**AUFGABE**
Gib bitte aus dem Lesetext den Abschnitt wortgetreu aus, beginnend mit „Normenkette“ und fortlaufend bis einschließlich „der Schweiz wohnten.“.

**LESETEXT**
--------------------
Leitsatz
Erhält ein in den USA ansässiger Gesellschafter einer deutschen Personengesellschaft Zinsen für ein von ihm der Gesellschaft gewährtes Darlehen, so dürfen diese Zinsen nach dem DBA-USA 1989 in Deutschland nicht besteuert werden.
Normenkette
§ 15 Abs. 1 Satz 1 Nr. 2 EStG, Art. 7 Abs. 1 und 2, Art. 11 Abs. 1 und 3 DBA-USA 1989
Sachverhalt
Klägerin war eine KG, deren einzige Komplementärin im Streitjahr (1991) die X-GmbH war. Kommanditisten der Klägerin waren u.a. A und B, die in den USA, sowie E und M, die in der Schweiz wohnten.
Der Gesellschaftsvertrag der Klägerin enthält folgende Vereinbarungen zur Gewinnverteilung: Die X-GmbH erhält eine jährliche Ausschüttung i.H.v. 10 % ihres Gesellschaftskapitals. Der übrige Gewinn wird nach Maßgabe der Haftsummen der Gesellschafter verteilt, die den Kapitalanteilen entsprechen, und nach dieser Maßgabe zu 80 % dem jeweiligen Darlehenskonto I und zu 20 % dem Darlehenskonto II gutgeschrieben. Die Darlehenskonten sind verzinslich; Entnahmen sind vom Darlehenskonto I jederzeit möglich, während Entnahmen aus dem Darlehenskonto II einer Kündigung bedürfen, die nur mit einer Frist von einem Jahr zum Jahresende und nur mit Zustimmung der Gesellschafterversammlung möglich ist.
--------------------
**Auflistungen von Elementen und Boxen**
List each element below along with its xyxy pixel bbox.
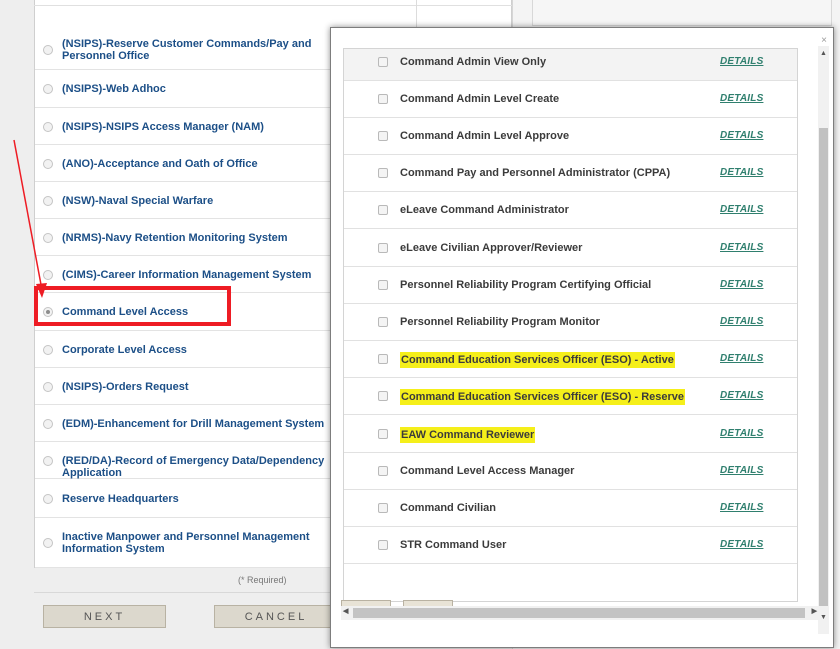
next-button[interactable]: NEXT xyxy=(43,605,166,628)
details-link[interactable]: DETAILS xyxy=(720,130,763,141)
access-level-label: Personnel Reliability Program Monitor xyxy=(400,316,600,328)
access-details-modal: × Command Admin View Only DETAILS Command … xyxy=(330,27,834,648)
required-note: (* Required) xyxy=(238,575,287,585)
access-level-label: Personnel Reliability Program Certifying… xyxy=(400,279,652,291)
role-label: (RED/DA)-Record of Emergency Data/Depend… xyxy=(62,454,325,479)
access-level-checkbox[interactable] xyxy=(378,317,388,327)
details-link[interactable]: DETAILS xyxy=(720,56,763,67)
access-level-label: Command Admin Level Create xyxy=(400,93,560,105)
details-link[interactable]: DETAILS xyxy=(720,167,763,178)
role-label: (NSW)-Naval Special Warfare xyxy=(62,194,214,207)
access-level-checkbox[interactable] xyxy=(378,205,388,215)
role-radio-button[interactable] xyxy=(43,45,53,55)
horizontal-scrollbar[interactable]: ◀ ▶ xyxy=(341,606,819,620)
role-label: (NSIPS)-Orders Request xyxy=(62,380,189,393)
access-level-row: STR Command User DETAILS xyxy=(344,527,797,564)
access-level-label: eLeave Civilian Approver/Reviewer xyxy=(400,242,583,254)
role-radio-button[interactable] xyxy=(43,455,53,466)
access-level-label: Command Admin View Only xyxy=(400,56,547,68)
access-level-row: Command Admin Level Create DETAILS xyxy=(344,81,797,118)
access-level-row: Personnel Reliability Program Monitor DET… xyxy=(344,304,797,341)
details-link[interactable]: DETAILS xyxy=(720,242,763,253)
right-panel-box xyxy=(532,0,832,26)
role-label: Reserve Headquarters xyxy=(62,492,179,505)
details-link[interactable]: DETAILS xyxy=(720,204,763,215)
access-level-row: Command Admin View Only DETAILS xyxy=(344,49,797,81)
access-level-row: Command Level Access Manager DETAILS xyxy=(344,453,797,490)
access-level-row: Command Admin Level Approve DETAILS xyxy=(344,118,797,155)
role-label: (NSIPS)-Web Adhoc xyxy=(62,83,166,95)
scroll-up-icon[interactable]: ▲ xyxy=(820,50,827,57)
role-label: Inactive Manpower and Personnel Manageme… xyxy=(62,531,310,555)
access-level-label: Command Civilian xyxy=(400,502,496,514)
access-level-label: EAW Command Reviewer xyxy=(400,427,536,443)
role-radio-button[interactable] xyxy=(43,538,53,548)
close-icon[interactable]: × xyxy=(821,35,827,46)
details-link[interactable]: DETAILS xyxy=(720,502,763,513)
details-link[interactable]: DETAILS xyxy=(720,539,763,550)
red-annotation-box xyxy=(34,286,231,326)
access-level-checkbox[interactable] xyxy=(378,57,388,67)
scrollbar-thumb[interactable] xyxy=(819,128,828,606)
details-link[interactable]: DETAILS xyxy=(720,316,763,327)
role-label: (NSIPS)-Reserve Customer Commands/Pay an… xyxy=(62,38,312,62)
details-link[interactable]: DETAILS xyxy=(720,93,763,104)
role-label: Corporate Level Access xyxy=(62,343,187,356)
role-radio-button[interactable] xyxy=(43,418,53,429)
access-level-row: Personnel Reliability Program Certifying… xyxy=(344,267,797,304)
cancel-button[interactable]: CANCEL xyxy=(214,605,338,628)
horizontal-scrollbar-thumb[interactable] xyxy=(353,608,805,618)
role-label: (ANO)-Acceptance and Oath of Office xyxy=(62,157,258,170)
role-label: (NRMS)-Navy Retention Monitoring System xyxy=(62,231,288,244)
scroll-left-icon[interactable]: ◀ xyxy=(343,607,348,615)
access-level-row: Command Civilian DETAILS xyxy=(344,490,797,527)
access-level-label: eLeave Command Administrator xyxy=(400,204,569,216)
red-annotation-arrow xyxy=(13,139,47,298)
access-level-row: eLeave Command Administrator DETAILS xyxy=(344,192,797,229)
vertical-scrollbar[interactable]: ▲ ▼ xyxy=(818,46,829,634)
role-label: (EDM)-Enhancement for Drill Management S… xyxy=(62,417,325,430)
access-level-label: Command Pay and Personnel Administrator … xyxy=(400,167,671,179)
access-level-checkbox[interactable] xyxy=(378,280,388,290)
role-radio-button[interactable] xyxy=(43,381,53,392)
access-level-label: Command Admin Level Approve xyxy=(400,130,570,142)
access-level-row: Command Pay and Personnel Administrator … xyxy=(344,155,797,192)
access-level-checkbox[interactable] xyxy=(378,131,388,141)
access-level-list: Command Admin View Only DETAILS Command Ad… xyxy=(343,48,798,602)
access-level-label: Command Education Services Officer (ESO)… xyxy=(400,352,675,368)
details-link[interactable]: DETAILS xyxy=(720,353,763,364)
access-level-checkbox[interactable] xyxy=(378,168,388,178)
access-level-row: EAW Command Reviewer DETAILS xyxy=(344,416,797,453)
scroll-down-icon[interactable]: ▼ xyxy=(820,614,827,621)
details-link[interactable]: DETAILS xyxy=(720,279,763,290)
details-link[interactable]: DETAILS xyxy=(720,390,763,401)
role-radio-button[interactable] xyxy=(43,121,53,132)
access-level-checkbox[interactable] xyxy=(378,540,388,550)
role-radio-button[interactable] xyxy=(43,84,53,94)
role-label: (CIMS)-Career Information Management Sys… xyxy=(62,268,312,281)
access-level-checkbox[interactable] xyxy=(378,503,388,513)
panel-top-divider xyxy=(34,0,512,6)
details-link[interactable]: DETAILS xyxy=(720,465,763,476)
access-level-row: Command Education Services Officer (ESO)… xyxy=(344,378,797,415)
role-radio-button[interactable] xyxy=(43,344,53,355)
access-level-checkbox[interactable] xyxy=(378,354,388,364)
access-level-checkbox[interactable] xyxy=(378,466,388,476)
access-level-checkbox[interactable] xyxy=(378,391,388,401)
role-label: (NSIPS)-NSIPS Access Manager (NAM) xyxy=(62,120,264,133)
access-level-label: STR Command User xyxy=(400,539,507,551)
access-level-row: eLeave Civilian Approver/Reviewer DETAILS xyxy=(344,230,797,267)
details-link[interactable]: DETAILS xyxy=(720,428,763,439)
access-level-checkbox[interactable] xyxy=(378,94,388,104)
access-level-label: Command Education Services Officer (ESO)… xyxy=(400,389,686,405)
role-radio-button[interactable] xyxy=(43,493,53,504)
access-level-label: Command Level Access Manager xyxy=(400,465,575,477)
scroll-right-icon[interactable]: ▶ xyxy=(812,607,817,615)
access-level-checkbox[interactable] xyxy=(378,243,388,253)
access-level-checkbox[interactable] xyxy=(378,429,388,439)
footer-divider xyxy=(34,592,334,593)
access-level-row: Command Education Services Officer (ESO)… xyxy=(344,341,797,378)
--------------------
**LÖSUNG**
Normenkette
§ 15 Abs. 1 Satz 1 Nr. 2 EStG, Art. 7 Abs. 1 und 2, Art. 11 Abs. 1 und 3 DBA-USA 1989
Sachverhalt
Klägerin war eine KG, deren einzige Komplementärin im Streitjahr (1991) die X-GmbH war. Kommanditisten der Klägerin waren u.a. A und B, die in den USA, sowie E und M, die in der Schweiz wohnten.